Extracted data entries:
• • • •

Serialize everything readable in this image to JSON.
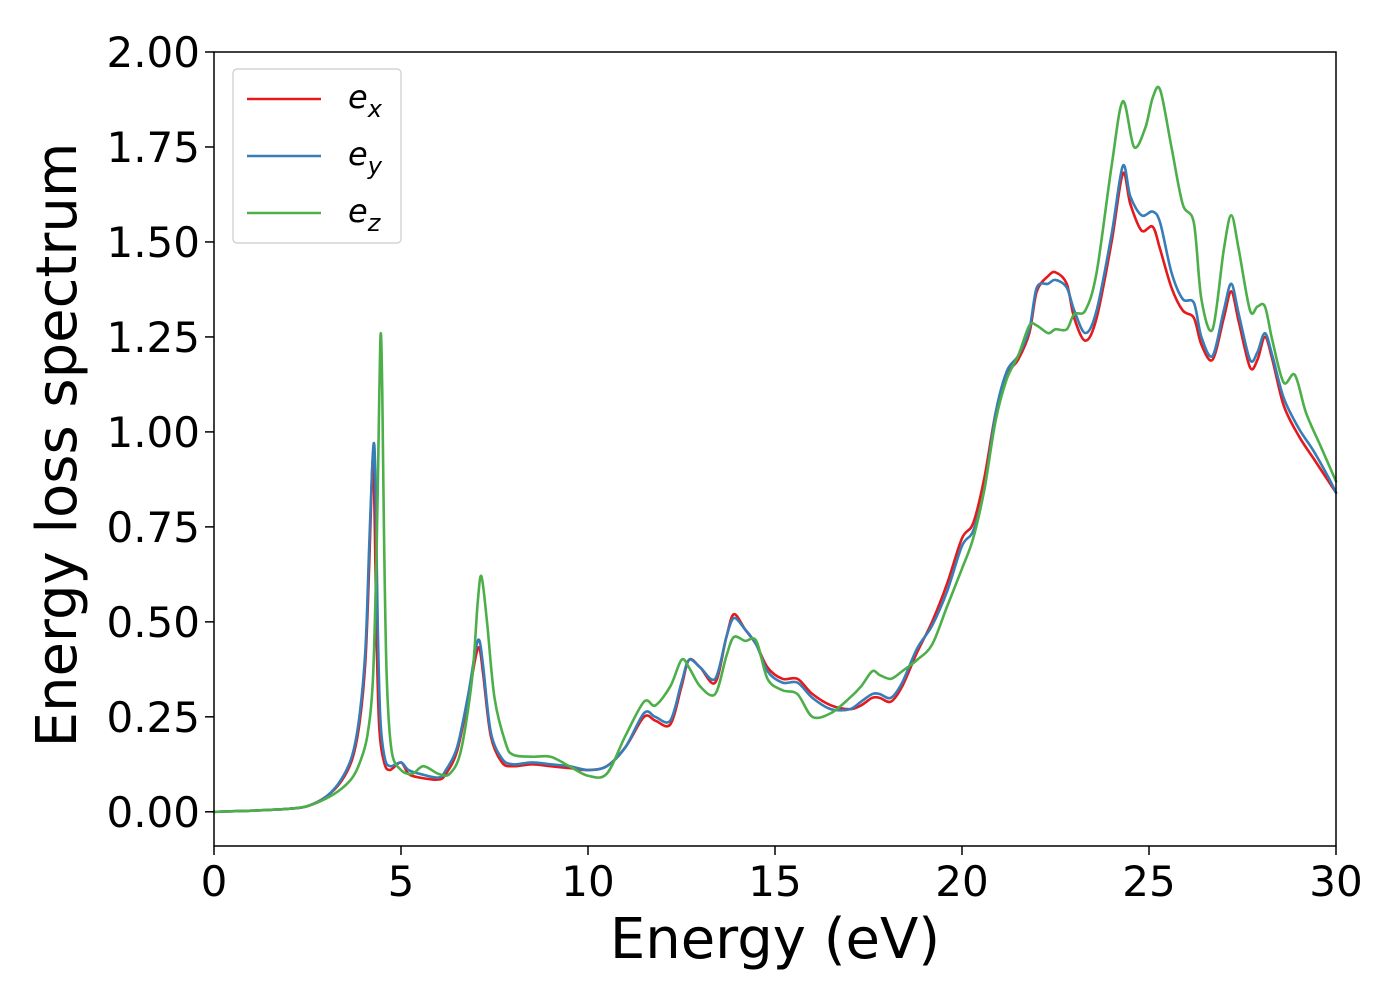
{
  "chart_data": {
    "type": "line",
    "title": "",
    "xlabel": "Energy (eV)",
    "ylabel": "Energy loss spectrum",
    "xlim": [
      0,
      30
    ],
    "ylim": [
      -0.09,
      2.0
    ],
    "xticks": [
      0,
      5,
      10,
      15,
      20,
      25,
      30
    ],
    "xtick_labels": [
      "0",
      "5",
      "10",
      "15",
      "20",
      "25",
      "30"
    ],
    "yticks": [
      0,
      0.25,
      0.5,
      0.75,
      1.0,
      1.25,
      1.5,
      1.75,
      2.0
    ],
    "ytick_labels": [
      "0.00",
      "0.25",
      "0.50",
      "0.75",
      "1.00",
      "1.25",
      "1.50",
      "1.75",
      "2.00"
    ],
    "grid": false,
    "legend_position": "upper-left",
    "series": [
      {
        "name": "e",
        "subscript": "x",
        "color": "#e41a1c",
        "x": [
          0,
          1,
          2,
          2.5,
          3,
          3.4,
          3.7,
          3.9,
          4.05,
          4.15,
          4.22,
          4.26,
          4.3,
          4.35,
          4.42,
          4.55,
          4.7,
          5.0,
          5.2,
          5.5,
          6.0,
          6.2,
          6.5,
          6.8,
          7.0,
          7.1,
          7.2,
          7.4,
          7.7,
          8.0,
          8.5,
          9.0,
          9.5,
          10.0,
          10.5,
          11.0,
          11.5,
          11.8,
          12.2,
          12.5,
          12.7,
          13.0,
          13.4,
          13.7,
          13.9,
          14.2,
          14.5,
          14.8,
          15.2,
          15.6,
          16.0,
          16.5,
          17.0,
          17.3,
          17.6,
          17.8,
          18.1,
          18.4,
          18.8,
          19.2,
          19.6,
          20.0,
          20.3,
          20.6,
          20.9,
          21.2,
          21.5,
          21.8,
          22.0,
          22.3,
          22.5,
          22.8,
          23.0,
          23.3,
          23.6,
          24.0,
          24.3,
          24.5,
          24.8,
          25.1,
          25.3,
          25.6,
          25.9,
          26.2,
          26.4,
          26.7,
          27.0,
          27.2,
          27.4,
          27.7,
          27.9,
          28.1,
          28.3,
          28.6,
          29.0,
          29.4,
          29.8,
          30.0
        ],
        "y": [
          0.0,
          0.003,
          0.008,
          0.015,
          0.04,
          0.08,
          0.14,
          0.24,
          0.4,
          0.65,
          0.88,
          0.92,
          0.75,
          0.45,
          0.22,
          0.13,
          0.11,
          0.13,
          0.1,
          0.09,
          0.085,
          0.1,
          0.16,
          0.3,
          0.41,
          0.43,
          0.36,
          0.2,
          0.13,
          0.12,
          0.125,
          0.12,
          0.115,
          0.11,
          0.12,
          0.17,
          0.25,
          0.24,
          0.23,
          0.33,
          0.4,
          0.38,
          0.34,
          0.46,
          0.52,
          0.48,
          0.44,
          0.38,
          0.35,
          0.35,
          0.31,
          0.28,
          0.27,
          0.28,
          0.3,
          0.3,
          0.29,
          0.33,
          0.42,
          0.5,
          0.6,
          0.72,
          0.76,
          0.88,
          1.05,
          1.15,
          1.19,
          1.26,
          1.37,
          1.41,
          1.42,
          1.39,
          1.3,
          1.24,
          1.3,
          1.5,
          1.68,
          1.6,
          1.53,
          1.54,
          1.48,
          1.38,
          1.32,
          1.3,
          1.23,
          1.19,
          1.3,
          1.37,
          1.29,
          1.17,
          1.19,
          1.25,
          1.19,
          1.07,
          0.99,
          0.93,
          0.87,
          0.84
        ]
      },
      {
        "name": "e",
        "subscript": "y",
        "color": "#377eb8",
        "x": [
          0,
          1,
          2,
          2.5,
          3,
          3.4,
          3.7,
          3.9,
          4.05,
          4.15,
          4.24,
          4.29,
          4.33,
          4.38,
          4.45,
          4.57,
          4.72,
          5.0,
          5.2,
          5.5,
          6.0,
          6.2,
          6.5,
          6.8,
          7.0,
          7.1,
          7.2,
          7.4,
          7.7,
          8.0,
          8.5,
          9.0,
          9.5,
          10.0,
          10.5,
          11.0,
          11.5,
          11.8,
          12.2,
          12.5,
          12.7,
          13.0,
          13.4,
          13.7,
          13.9,
          14.2,
          14.5,
          14.8,
          15.2,
          15.6,
          16.0,
          16.5,
          17.0,
          17.3,
          17.6,
          17.8,
          18.1,
          18.4,
          18.8,
          19.2,
          19.6,
          20.0,
          20.3,
          20.6,
          20.9,
          21.2,
          21.5,
          21.8,
          22.0,
          22.3,
          22.5,
          22.8,
          23.0,
          23.3,
          23.6,
          24.0,
          24.3,
          24.5,
          24.8,
          25.1,
          25.3,
          25.6,
          25.9,
          26.2,
          26.4,
          26.7,
          27.0,
          27.2,
          27.4,
          27.7,
          27.9,
          28.1,
          28.3,
          28.6,
          29.0,
          29.4,
          29.8,
          30.0
        ],
        "y": [
          0.0,
          0.003,
          0.008,
          0.015,
          0.04,
          0.085,
          0.15,
          0.26,
          0.43,
          0.7,
          0.93,
          0.96,
          0.8,
          0.48,
          0.24,
          0.14,
          0.12,
          0.13,
          0.11,
          0.1,
          0.09,
          0.11,
          0.17,
          0.31,
          0.43,
          0.45,
          0.38,
          0.21,
          0.14,
          0.125,
          0.13,
          0.125,
          0.12,
          0.11,
          0.12,
          0.17,
          0.26,
          0.25,
          0.24,
          0.34,
          0.4,
          0.38,
          0.35,
          0.46,
          0.51,
          0.48,
          0.44,
          0.37,
          0.34,
          0.34,
          0.3,
          0.27,
          0.27,
          0.29,
          0.31,
          0.31,
          0.3,
          0.34,
          0.43,
          0.49,
          0.58,
          0.7,
          0.74,
          0.85,
          1.05,
          1.16,
          1.2,
          1.27,
          1.38,
          1.39,
          1.4,
          1.38,
          1.32,
          1.26,
          1.32,
          1.52,
          1.7,
          1.62,
          1.57,
          1.58,
          1.55,
          1.42,
          1.35,
          1.34,
          1.25,
          1.2,
          1.32,
          1.39,
          1.31,
          1.19,
          1.21,
          1.26,
          1.2,
          1.09,
          1.01,
          0.95,
          0.88,
          0.84
        ]
      },
      {
        "name": "e",
        "subscript": "z",
        "color": "#4daf4a",
        "x": [
          0,
          1,
          2,
          2.5,
          3,
          3.4,
          3.7,
          3.9,
          4.1,
          4.25,
          4.35,
          4.42,
          4.46,
          4.5,
          4.55,
          4.62,
          4.75,
          5.0,
          5.3,
          5.6,
          6.0,
          6.3,
          6.6,
          6.9,
          7.05,
          7.15,
          7.3,
          7.5,
          7.8,
          8.0,
          8.5,
          9.0,
          9.5,
          10.0,
          10.5,
          11.0,
          11.5,
          11.8,
          12.2,
          12.5,
          12.7,
          13.0,
          13.4,
          13.7,
          13.9,
          14.2,
          14.5,
          14.8,
          15.2,
          15.6,
          16.0,
          16.5,
          17.0,
          17.3,
          17.6,
          17.8,
          18.1,
          18.4,
          18.8,
          19.2,
          19.6,
          20.0,
          20.3,
          20.6,
          20.9,
          21.2,
          21.5,
          21.8,
          22.0,
          22.3,
          22.5,
          22.8,
          23.0,
          23.3,
          23.6,
          24.0,
          24.3,
          24.6,
          24.9,
          25.1,
          25.3,
          25.6,
          25.9,
          26.2,
          26.4,
          26.7,
          27.0,
          27.2,
          27.4,
          27.7,
          27.9,
          28.1,
          28.3,
          28.6,
          28.9,
          29.2,
          29.6,
          30.0
        ],
        "y": [
          0.0,
          0.003,
          0.008,
          0.015,
          0.035,
          0.06,
          0.09,
          0.13,
          0.2,
          0.35,
          0.7,
          1.1,
          1.26,
          1.1,
          0.7,
          0.35,
          0.16,
          0.11,
          0.1,
          0.12,
          0.1,
          0.1,
          0.16,
          0.35,
          0.55,
          0.62,
          0.5,
          0.3,
          0.18,
          0.15,
          0.145,
          0.145,
          0.12,
          0.095,
          0.1,
          0.2,
          0.29,
          0.28,
          0.33,
          0.4,
          0.38,
          0.33,
          0.31,
          0.41,
          0.46,
          0.45,
          0.45,
          0.35,
          0.32,
          0.31,
          0.25,
          0.26,
          0.3,
          0.33,
          0.37,
          0.36,
          0.35,
          0.37,
          0.4,
          0.44,
          0.54,
          0.64,
          0.72,
          0.85,
          1.03,
          1.14,
          1.2,
          1.28,
          1.28,
          1.26,
          1.27,
          1.27,
          1.31,
          1.32,
          1.42,
          1.7,
          1.87,
          1.75,
          1.8,
          1.88,
          1.9,
          1.75,
          1.6,
          1.55,
          1.35,
          1.27,
          1.48,
          1.57,
          1.48,
          1.32,
          1.33,
          1.33,
          1.24,
          1.13,
          1.15,
          1.05,
          0.96,
          0.87
        ]
      }
    ]
  }
}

• • • •

▶ _Task brief_: Copy down every line of the entries containing the word "subscript".

▶ _Exercise solution_:
        "subscript": "x",
        "subscript": "y",
        "subscript": "z",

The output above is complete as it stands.